##### Raw records

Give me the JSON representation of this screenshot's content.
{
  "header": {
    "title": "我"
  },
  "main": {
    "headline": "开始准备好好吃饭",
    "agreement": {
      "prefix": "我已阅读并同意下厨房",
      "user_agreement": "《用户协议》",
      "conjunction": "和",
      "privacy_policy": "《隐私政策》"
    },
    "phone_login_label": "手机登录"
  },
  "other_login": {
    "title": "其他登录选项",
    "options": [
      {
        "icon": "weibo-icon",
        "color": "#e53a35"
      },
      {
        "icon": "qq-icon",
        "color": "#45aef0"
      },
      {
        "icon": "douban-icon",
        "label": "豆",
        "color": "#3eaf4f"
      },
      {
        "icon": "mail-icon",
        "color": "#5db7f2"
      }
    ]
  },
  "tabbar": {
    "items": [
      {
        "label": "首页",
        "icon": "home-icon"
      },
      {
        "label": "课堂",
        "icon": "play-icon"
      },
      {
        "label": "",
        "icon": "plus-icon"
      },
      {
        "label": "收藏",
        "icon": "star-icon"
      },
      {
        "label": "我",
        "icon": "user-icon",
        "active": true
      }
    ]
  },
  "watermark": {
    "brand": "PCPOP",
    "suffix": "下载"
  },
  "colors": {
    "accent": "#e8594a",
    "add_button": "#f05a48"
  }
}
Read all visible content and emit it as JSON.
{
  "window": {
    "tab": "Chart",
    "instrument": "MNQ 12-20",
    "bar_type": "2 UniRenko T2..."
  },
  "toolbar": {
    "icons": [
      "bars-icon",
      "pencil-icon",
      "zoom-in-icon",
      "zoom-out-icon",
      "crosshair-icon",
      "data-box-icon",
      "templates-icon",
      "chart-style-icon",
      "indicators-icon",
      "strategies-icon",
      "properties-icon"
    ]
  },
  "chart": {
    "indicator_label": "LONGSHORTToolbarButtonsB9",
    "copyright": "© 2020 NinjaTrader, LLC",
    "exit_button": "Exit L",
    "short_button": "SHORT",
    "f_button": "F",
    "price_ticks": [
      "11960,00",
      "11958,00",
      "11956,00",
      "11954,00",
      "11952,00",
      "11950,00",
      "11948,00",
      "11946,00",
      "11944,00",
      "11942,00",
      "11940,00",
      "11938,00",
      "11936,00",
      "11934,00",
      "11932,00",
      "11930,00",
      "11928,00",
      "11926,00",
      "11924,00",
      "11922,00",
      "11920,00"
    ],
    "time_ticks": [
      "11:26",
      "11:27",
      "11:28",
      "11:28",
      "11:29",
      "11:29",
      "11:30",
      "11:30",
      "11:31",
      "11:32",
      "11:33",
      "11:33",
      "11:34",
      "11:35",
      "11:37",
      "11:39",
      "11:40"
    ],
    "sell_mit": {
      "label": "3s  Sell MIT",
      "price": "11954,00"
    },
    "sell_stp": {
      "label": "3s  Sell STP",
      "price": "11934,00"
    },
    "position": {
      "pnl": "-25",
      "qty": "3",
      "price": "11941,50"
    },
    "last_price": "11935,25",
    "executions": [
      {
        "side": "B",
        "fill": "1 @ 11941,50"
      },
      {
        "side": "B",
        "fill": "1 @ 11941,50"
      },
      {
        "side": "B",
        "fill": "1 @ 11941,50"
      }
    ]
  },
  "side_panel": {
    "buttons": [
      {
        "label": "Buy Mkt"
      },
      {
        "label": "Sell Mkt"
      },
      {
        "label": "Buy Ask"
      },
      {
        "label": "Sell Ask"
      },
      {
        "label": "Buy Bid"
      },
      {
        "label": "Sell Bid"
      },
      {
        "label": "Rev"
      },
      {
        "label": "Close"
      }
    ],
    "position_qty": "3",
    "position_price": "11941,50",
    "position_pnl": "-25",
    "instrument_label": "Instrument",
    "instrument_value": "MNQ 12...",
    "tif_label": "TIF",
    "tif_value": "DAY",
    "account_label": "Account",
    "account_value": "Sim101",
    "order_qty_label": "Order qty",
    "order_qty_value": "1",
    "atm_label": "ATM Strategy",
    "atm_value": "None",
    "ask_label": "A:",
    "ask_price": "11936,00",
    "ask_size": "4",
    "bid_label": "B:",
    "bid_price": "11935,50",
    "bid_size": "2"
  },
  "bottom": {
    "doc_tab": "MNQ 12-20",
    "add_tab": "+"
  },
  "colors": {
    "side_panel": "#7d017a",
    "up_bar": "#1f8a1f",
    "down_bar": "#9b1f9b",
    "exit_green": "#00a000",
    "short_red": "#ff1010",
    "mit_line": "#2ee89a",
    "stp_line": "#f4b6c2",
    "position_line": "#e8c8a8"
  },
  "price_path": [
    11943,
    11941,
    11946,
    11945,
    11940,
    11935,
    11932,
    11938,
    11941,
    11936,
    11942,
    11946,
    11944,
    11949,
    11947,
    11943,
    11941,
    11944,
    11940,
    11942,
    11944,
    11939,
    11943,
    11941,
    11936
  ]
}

##########

Request
Please reproduce each line exactly as written.

Response below
Give me the JSON representation of this screenshot's content.
{
  "header": {
    "title": "我"
  },
  "main": {
    "headline": "开始准备好好吃饭",
    "agreement": {
      "prefix": "我已阅读并同意下厨房",
      "user_agreement": "《用户协议》",
      "conjunction": "和",
      "privacy_policy": "《隐私政策》"
    },
    "phone_login_label": "手机登录"
  },
  "other_login": {
    "title": "其他登录选项",
    "options": [
      {
        "icon": "weibo-icon",
        "color": "#e53a35"
      },
      {
        "icon": "qq-icon",
        "color": "#45aef0"
      },
      {
        "icon": "douban-icon",
        "label": "豆",
        "color": "#3eaf4f"
      },
      {
        "icon": "mail-icon",
        "color": "#5db7f2"
      }
    ]
  },
  "tabbar": {
    "items": [
      {
        "label": "首页",
        "icon": "home-icon"
      },
      {
        "label": "课堂",
        "icon": "play-icon"
      },
      {
        "label": "",
        "icon": "plus-icon"
      },
      {
        "label": "收藏",
        "icon": "star-icon"
      },
      {
        "label": "我",
        "icon": "user-icon",
        "active": true
      }
    ]
  },
  "watermark": {
    "brand": "PCPOP",
    "suffix": "下载"
  },
  "colors": {
    "accent": "#e8594a",
    "add_button": "#f05a48"
  }
}
Read all visible content and emit it as JSON.
{
  "window": {
    "tab": "Chart",
    "instrument": "MNQ 12-20",
    "bar_type": "2 UniRenko T2..."
  },
  "toolbar": {
    "icons": [
      "bars-icon",
      "pencil-icon",
      "zoom-in-icon",
      "zoom-out-icon",
      "crosshair-icon",
      "data-box-icon",
      "templates-icon",
      "chart-style-icon",
      "indicators-icon",
      "strategies-icon",
      "properties-icon"
    ]
  },
  "chart": {
    "indicator_label": "LONGSHORTToolbarButtonsB9",
    "copyright": "© 2020 NinjaTrader, LLC",
    "exit_button": "Exit L",
    "short_button": "SHORT",
    "f_button": "F",
    "price_ticks": [
      "11960,00",
      "11958,00",
      "11956,00",
      "11954,00",
      "11952,00",
      "11950,00",
      "11948,00",
      "11946,00",
      "11944,00",
      "11942,00",
      "11940,00",
      "11938,00",
      "11936,00",
      "11934,00",
      "11932,00",
      "11930,00",
      "11928,00",
      "11926,00",
      "11924,00",
      "11922,00",
      "11920,00"
    ],
    "time_ticks": [
      "11:26",
      "11:27",
      "11:28",
      "11:28",
      "11:29",
      "11:29",
      "11:30",
      "11:30",
      "11:31",
      "11:32",
      "11:33",
      "11:33",
      "11:34",
      "11:35",
      "11:37",
      "11:39",
      "11:40"
    ],
    "sell_mit": {
      "label": "3s  Sell MIT",
      "price": "11954,00"
    },
    "sell_stp": {
      "label": "3s  Sell STP",
      "price": "11934,00"
    },
    "position": {
      "pnl": "-25",
      "qty": "3",
      "price": "11941,50"
    },
    "last_price": "11935,25",
    "executions": [
      {
        "side": "B",
        "fill": "1 @ 11941,50"
      },
      {
        "side": "B",
        "fill": "1 @ 11941,50"
      },
      {
        "side": "B",
        "fill": "1 @ 11941,50"
      }
    ]
  },
  "side_panel": {
    "buttons": [
      {
        "label": "Buy Mkt"
      },
      {
        "label": "Sell Mkt"
      },
      {
        "label": "Buy Ask"
      },
      {
        "label": "Sell Ask"
      },
      {
        "label": "Buy Bid"
      },
      {
        "label": "Sell Bid"
      },
      {
        "label": "Rev"
      },
      {
        "label": "Close"
      }
    ],
    "position_qty": "3",
    "position_price": "11941,50",
    "position_pnl": "-25",
    "instrument_label": "Instrument",
    "instrument_value": "MNQ 12...",
    "tif_label": "TIF",
    "tif_value": "DAY",
    "account_label": "Account",
    "account_value": "Sim101",
    "order_qty_label": "Order qty",
    "order_qty_value": "1",
    "atm_label": "ATM Strategy",
    "atm_value": "None",
    "ask_label": "A:",
    "ask_price": "11936,00",
    "ask_size": "4",
    "bid_label": "B:",
    "bid_price": "11935,50",
    "bid_size": "2"
  },
  "bottom": {
    "doc_tab": "MNQ 12-20",
    "add_tab": "+"
  },
  "colors": {
    "side_panel": "#7d017a",
    "up_bar": "#1f8a1f",
    "down_bar": "#9b1f9b",
    "exit_green": "#00a000",
    "short_red": "#ff1010",
    "mit_line": "#2ee89a",
    "stp_line": "#f4b6c2",
    "position_line": "#e8c8a8"
  },
  "price_path": [
    11943,
    11941,
    11946,
    11945,
    11940,
    11935,
    11932,
    11938,
    11941,
    11936,
    11942,
    11946,
    11944,
    11949,
    11947,
    11943,
    11941,
    11944,
    11940,
    11942,
    11944,
    11939,
    11943,
    11941,
    11936
  ]
}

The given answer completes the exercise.